— start of Input data —

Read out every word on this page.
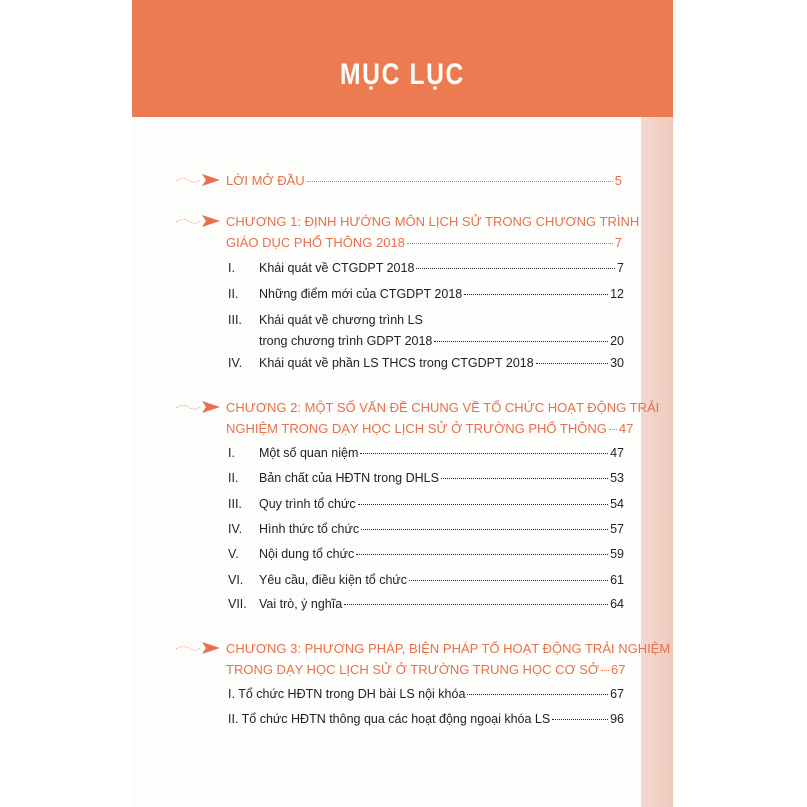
MỤC LỤC
LỜI MỞ ĐẦU	5
CHƯƠNG 1: ĐỊNH HƯỚNG MÔN LỊCH SỬ TRONG CHƯƠNG TRÌNH
GIÁO DỤC PHỔ THÔNG 2018	7
I.	Khái quát về CTGDPT 2018	7
II.	Những điểm mới của CTGDPT 2018	12
III.	Khái quát về chương trình LS
trong chương trình GDPT 2018	20
IV.	Khái quát về phần LS THCS trong CTGDPT 2018	30
CHƯƠNG 2: MỘT SỐ VẤN ĐỀ CHUNG VỀ TỔ CHỨC HOẠT ĐỘNG TRẢI
NGHIỆM TRONG DẠY HỌC LỊCH SỬ Ở TRƯỜNG PHỔ THÔNG 47
I.	Một số quan niệm	47
II.	Bản chất của HĐTN trong DHLS	53
III.	Quy trình tổ chức	54
IV.	Hình thức tổ chức	57
V.	Nội dung tổ chức	59
VI.	Yêu cầu, điều kiện tổ chức	61
VII. Vai trò, ý nghĩa	64
CHƯƠNG 3: PHƯƠNG PHÁP, BIỆN PHÁP TỔ HOẠT ĐỘNG TRẢI NGHIỆM
TRONG DẠY HỌC LỊCH SỬ Ở TRƯỜNG TRUNG HỌC CƠ SỞ 67
I. Tổ chức HĐTN trong DH bài LS nội khóa	67
II. Tổ chức HĐTN thông qua các hoạt động ngoại khóa LS	96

— end of Input data —

:: What to work on ::
The records above need to be restated word for word, with the pictures left out.

:: Answer for the task ::
Read out every word on this page.
MỤC LỤC
LỜI MỞ ĐẦU	5
CHƯƠNG 1: ĐỊNH HƯỚNG MÔN LỊCH SỬ TRONG CHƯƠNG TRÌNH
GIÁO DỤC PHỔ THÔNG 2018	7
I.	Khái quát về CTGDPT 2018	7
II.	Những điểm mới của CTGDPT 2018	12
III.	Khái quát về chương trình LS
trong chương trình GDPT 2018	20
IV.	Khái quát về phần LS THCS trong CTGDPT 2018	30
CHƯƠNG 2: MỘT SỐ VẤN ĐỀ CHUNG VỀ TỔ CHỨC HOẠT ĐỘNG TRẢI
NGHIỆM TRONG DẠY HỌC LỊCH SỬ Ở TRƯỜNG PHỔ THÔNG 47
I.	Một số quan niệm	47
II.	Bản chất của HĐTN trong DHLS	53
III.	Quy trình tổ chức	54
IV.	Hình thức tổ chức	57
V.	Nội dung tổ chức	59
VI.	Yêu cầu, điều kiện tổ chức	61
VII. Vai trò, ý nghĩa	64
CHƯƠNG 3: PHƯƠNG PHÁP, BIỆN PHÁP TỔ HOẠT ĐỘNG TRẢI NGHIỆM
TRONG DẠY HỌC LỊCH SỬ Ở TRƯỜNG TRUNG HỌC CƠ SỞ 67
I. Tổ chức HĐTN trong DH bài LS nội khóa	67
II. Tổ chức HĐTN thông qua các hoạt động ngoại khóa LS	96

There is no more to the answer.